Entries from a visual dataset
********

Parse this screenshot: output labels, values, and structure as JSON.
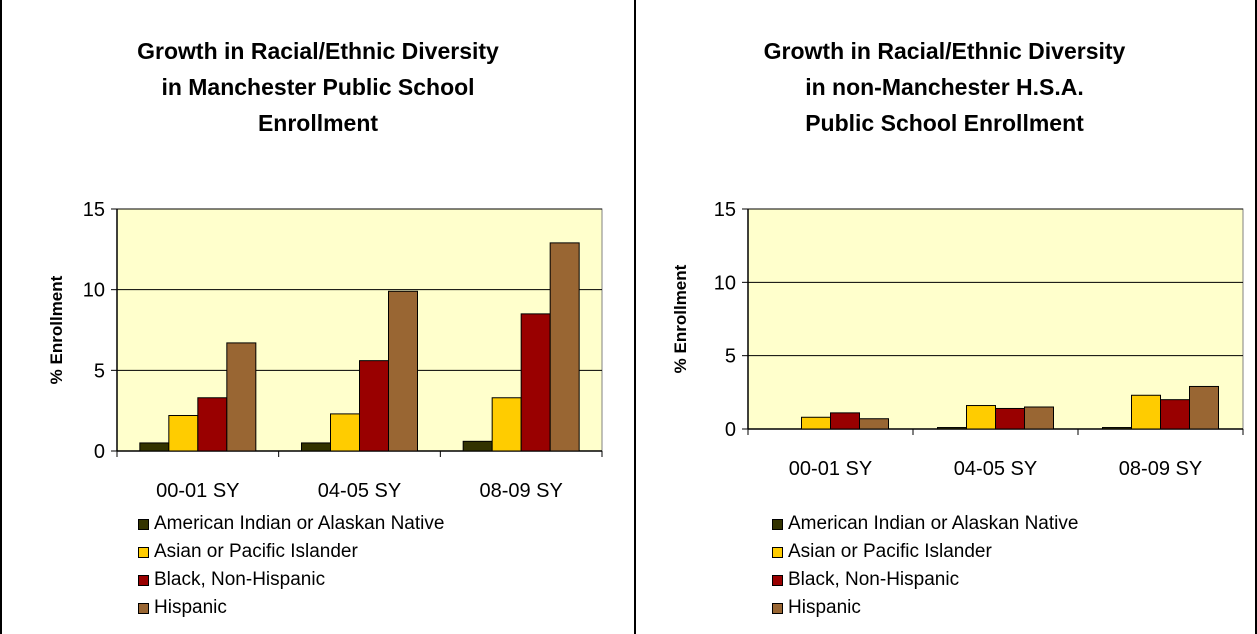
{
  "chart_data": [
    {
      "type": "bar",
      "title": [
        "Growth in Racial/Ethnic Diversity",
        "in Manchester Public School",
        "Enrollment"
      ],
      "ylabel": "% Enrollment",
      "xlabel": "",
      "ylim": [
        0,
        15
      ],
      "yticks": [
        0,
        5,
        10,
        15
      ],
      "categories": [
        "00-01 SY",
        "04-05 SY",
        "08-09 SY"
      ],
      "series": [
        {
          "name": "American Indian or Alaskan Native",
          "values": [
            0.5,
            0.5,
            0.6
          ]
        },
        {
          "name": "Asian or Pacific Islander",
          "values": [
            2.2,
            2.3,
            3.3
          ]
        },
        {
          "name": "Black, Non-Hispanic",
          "values": [
            3.3,
            5.6,
            8.5
          ]
        },
        {
          "name": "Hispanic",
          "values": [
            6.7,
            9.9,
            12.9
          ]
        }
      ],
      "legend_position": "bottom",
      "grid": true
    },
    {
      "type": "bar",
      "title": [
        "Growth in Racial/Ethnic Diversity",
        "in non-Manchester H.S.A.",
        "Public School Enrollment"
      ],
      "ylabel": "% Enrollment",
      "xlabel": "",
      "ylim": [
        0,
        15
      ],
      "yticks": [
        0,
        5,
        10,
        15
      ],
      "categories": [
        "00-01 SY",
        "04-05 SY",
        "08-09 SY"
      ],
      "series": [
        {
          "name": "American Indian or Alaskan Native",
          "values": [
            0.0,
            0.1,
            0.1
          ]
        },
        {
          "name": "Asian or Pacific Islander",
          "values": [
            0.8,
            1.6,
            2.3
          ]
        },
        {
          "name": "Black, Non-Hispanic",
          "values": [
            1.1,
            1.4,
            2.0
          ]
        },
        {
          "name": "Hispanic",
          "values": [
            0.7,
            1.5,
            2.9
          ]
        }
      ],
      "legend_position": "bottom",
      "grid": true
    }
  ],
  "colors": {
    "series": [
      "#333300",
      "#ffcc00",
      "#990000",
      "#996633"
    ],
    "plot_background": "#ffffcc"
  }
}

********

■ What to produce
Reproduce the listing word for word and omit its pictures.

■ Reply
Parse this screenshot: output labels, values, and structure as JSON.
{
  "chart_data": [
    {
      "type": "bar",
      "title": [
        "Growth in Racial/Ethnic Diversity",
        "in Manchester Public School",
        "Enrollment"
      ],
      "ylabel": "% Enrollment",
      "xlabel": "",
      "ylim": [
        0,
        15
      ],
      "yticks": [
        0,
        5,
        10,
        15
      ],
      "categories": [
        "00-01 SY",
        "04-05 SY",
        "08-09 SY"
      ],
      "series": [
        {
          "name": "American Indian or Alaskan Native",
          "values": [
            0.5,
            0.5,
            0.6
          ]
        },
        {
          "name": "Asian or Pacific Islander",
          "values": [
            2.2,
            2.3,
            3.3
          ]
        },
        {
          "name": "Black, Non-Hispanic",
          "values": [
            3.3,
            5.6,
            8.5
          ]
        },
        {
          "name": "Hispanic",
          "values": [
            6.7,
            9.9,
            12.9
          ]
        }
      ],
      "legend_position": "bottom",
      "grid": true
    },
    {
      "type": "bar",
      "title": [
        "Growth in Racial/Ethnic Diversity",
        "in non-Manchester H.S.A.",
        "Public School Enrollment"
      ],
      "ylabel": "% Enrollment",
      "xlabel": "",
      "ylim": [
        0,
        15
      ],
      "yticks": [
        0,
        5,
        10,
        15
      ],
      "categories": [
        "00-01 SY",
        "04-05 SY",
        "08-09 SY"
      ],
      "series": [
        {
          "name": "American Indian or Alaskan Native",
          "values": [
            0.0,
            0.1,
            0.1
          ]
        },
        {
          "name": "Asian or Pacific Islander",
          "values": [
            0.8,
            1.6,
            2.3
          ]
        },
        {
          "name": "Black, Non-Hispanic",
          "values": [
            1.1,
            1.4,
            2.0
          ]
        },
        {
          "name": "Hispanic",
          "values": [
            0.7,
            1.5,
            2.9
          ]
        }
      ],
      "legend_position": "bottom",
      "grid": true
    }
  ],
  "colors": {
    "series": [
      "#333300",
      "#ffcc00",
      "#990000",
      "#996633"
    ],
    "plot_background": "#ffffcc"
  }
}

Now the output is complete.